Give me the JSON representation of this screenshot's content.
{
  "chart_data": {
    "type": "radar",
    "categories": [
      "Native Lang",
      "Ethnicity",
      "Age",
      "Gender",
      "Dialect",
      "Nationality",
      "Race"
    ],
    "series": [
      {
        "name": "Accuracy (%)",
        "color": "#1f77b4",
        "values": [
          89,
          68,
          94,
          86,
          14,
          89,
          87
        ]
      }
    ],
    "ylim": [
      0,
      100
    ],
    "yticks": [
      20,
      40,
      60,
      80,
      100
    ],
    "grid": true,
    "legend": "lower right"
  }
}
***
Required task -
Print the entries exactly. Include every one.

Solution to the exercise -
Give me the JSON representation of this screenshot's content.
{
  "chart_data": {
    "type": "radar",
    "categories": [
      "Native Lang",
      "Ethnicity",
      "Age",
      "Gender",
      "Dialect",
      "Nationality",
      "Race"
    ],
    "series": [
      {
        "name": "Accuracy (%)",
        "color": "#1f77b4",
        "values": [
          89,
          68,
          94,
          86,
          14,
          89,
          87
        ]
      }
    ],
    "ylim": [
      0,
      100
    ],
    "yticks": [
      20,
      40,
      60,
      80,
      100
    ],
    "grid": true,
    "legend": "lower right"
  }
}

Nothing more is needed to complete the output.